Description
Lives That Resist Telling challenges the resounding scholarly silence about the lives of migrant women who identify as lesbian, queer, or nonheteronormative. Reworking social science methodologies and theories, the essays explore the experiences of migrant Latina lesbians in Los Angeles; Latina lesbians whose transnational lives span the borders between the United States and Mexico; non-heteronormative migrant Muslim women in Norway and Denmark; economically privileged Chinese lesbian or lala women in Australia; and Iranian lesbian asylum-seekers in Turkey. The authors show how state migration controls and multiple institutions of power try to subjectify and govern migrant lesbians in often contradictory ways, and how migrant lesbians cope, strategize, and respond.
The essays complicate and rework binaries of visibility/invisibility, in/out, victim/agent, home/homeless, and belonging/unbelonging. Tellability emerges as a technology of power and violence, and conversely, as a mode of healing, (re)building a sense of self and connection to others, and creating conditions for livability and queer world-making.

▸ PARTS OF THE EXERCISE:
1/ List every binary that the book description says the essays complicate and rework.
2/ According to the book description, in which countries do the non-heteronormative migrant Muslim women live?
You won't need the data entries for this.

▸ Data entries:
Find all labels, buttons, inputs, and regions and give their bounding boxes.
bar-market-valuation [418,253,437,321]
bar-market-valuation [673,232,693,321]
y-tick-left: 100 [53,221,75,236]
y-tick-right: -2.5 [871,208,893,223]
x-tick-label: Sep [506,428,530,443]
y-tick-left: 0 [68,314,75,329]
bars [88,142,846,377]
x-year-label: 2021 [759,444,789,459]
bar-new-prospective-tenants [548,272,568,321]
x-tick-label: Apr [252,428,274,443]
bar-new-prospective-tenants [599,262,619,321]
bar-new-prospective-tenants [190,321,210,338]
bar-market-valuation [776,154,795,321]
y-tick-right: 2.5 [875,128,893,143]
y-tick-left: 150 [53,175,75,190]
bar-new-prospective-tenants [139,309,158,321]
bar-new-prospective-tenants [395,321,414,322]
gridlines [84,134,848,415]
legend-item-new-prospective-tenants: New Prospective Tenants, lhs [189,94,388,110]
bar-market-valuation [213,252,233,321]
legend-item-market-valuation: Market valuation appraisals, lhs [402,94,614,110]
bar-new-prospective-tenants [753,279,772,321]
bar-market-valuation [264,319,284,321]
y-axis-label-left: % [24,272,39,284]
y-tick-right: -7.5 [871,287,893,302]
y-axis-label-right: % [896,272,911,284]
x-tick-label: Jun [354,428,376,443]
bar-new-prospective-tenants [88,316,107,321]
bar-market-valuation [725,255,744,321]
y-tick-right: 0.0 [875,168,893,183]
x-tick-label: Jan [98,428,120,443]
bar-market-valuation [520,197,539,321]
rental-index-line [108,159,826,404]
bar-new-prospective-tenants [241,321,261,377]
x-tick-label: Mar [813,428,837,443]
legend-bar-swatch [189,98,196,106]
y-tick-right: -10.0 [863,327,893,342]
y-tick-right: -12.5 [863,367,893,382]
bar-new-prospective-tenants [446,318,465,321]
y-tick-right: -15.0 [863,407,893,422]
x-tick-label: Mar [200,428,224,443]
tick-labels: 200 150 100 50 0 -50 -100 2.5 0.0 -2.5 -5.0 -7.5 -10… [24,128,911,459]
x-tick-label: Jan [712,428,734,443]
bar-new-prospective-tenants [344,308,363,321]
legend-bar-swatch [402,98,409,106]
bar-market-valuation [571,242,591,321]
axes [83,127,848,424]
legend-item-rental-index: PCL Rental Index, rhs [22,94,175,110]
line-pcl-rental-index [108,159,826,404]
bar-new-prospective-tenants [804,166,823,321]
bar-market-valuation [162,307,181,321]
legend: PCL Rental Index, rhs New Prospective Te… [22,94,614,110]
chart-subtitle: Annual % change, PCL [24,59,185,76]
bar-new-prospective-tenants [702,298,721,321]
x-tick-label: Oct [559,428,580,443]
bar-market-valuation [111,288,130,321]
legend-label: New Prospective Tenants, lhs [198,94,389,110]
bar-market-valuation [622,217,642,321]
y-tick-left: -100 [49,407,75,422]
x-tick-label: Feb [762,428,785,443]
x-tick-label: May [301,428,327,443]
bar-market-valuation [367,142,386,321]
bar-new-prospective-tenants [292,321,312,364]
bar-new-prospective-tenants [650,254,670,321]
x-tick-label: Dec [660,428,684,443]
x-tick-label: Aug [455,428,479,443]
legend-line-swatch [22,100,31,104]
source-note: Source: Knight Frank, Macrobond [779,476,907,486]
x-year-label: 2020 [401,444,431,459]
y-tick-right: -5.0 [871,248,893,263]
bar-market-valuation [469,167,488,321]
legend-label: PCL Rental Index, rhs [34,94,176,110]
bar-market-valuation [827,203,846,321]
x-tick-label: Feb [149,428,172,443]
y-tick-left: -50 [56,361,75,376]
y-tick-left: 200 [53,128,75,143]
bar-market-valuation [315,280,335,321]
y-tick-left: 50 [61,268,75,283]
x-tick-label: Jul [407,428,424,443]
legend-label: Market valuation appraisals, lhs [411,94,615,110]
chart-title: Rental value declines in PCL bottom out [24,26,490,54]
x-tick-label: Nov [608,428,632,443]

▸ TASK SOLUTIONS:
1/ visibility/invisibility, in/out, victim/agent, home/homeless, belonging/unbelonging

2/ Norway and Denmark.